(Chart and figure data)
## start

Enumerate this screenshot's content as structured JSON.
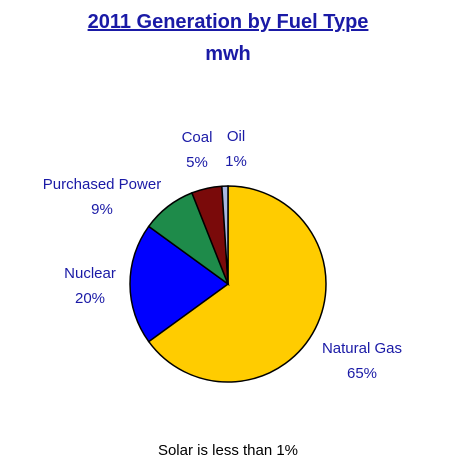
{
  "chart_data": {
    "type": "pie",
    "title": "2011 Generation by Fuel Type",
    "subtitle": "mwh",
    "slices": [
      {
        "label": "Natural Gas",
        "percent_label": "65%",
        "value": 65,
        "color": "#FFCC00"
      },
      {
        "label": "Nuclear",
        "percent_label": "20%",
        "value": 20,
        "color": "#0000FF"
      },
      {
        "label": "Purchased Power",
        "percent_label": "9%",
        "value": 9,
        "color": "#1E8B4A"
      },
      {
        "label": "Coal",
        "percent_label": "5%",
        "value": 5,
        "color": "#7A0A0A"
      },
      {
        "label": "Oil",
        "percent_label": "1%",
        "value": 1,
        "color": "#A9B7E0"
      }
    ],
    "footnote": "Solar is less than 1%",
    "text_color": "#1A1AA6",
    "title_color": "#1A1AA6",
    "background": "#FFFFFF"
  }
}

## end

The pictures should not appear in the copy; every other part of the records above must be returned exactly.

SOLUTION TO THIS EXERCISE
Enumerate this screenshot's content as structured JSON.
{
  "chart_data": {
    "type": "pie",
    "title": "2011 Generation by Fuel Type",
    "subtitle": "mwh",
    "slices": [
      {
        "label": "Natural Gas",
        "percent_label": "65%",
        "value": 65,
        "color": "#FFCC00"
      },
      {
        "label": "Nuclear",
        "percent_label": "20%",
        "value": 20,
        "color": "#0000FF"
      },
      {
        "label": "Purchased Power",
        "percent_label": "9%",
        "value": 9,
        "color": "#1E8B4A"
      },
      {
        "label": "Coal",
        "percent_label": "5%",
        "value": 5,
        "color": "#7A0A0A"
      },
      {
        "label": "Oil",
        "percent_label": "1%",
        "value": 1,
        "color": "#A9B7E0"
      }
    ],
    "footnote": "Solar is less than 1%",
    "text_color": "#1A1AA6",
    "title_color": "#1A1AA6",
    "background": "#FFFFFF"
  }
}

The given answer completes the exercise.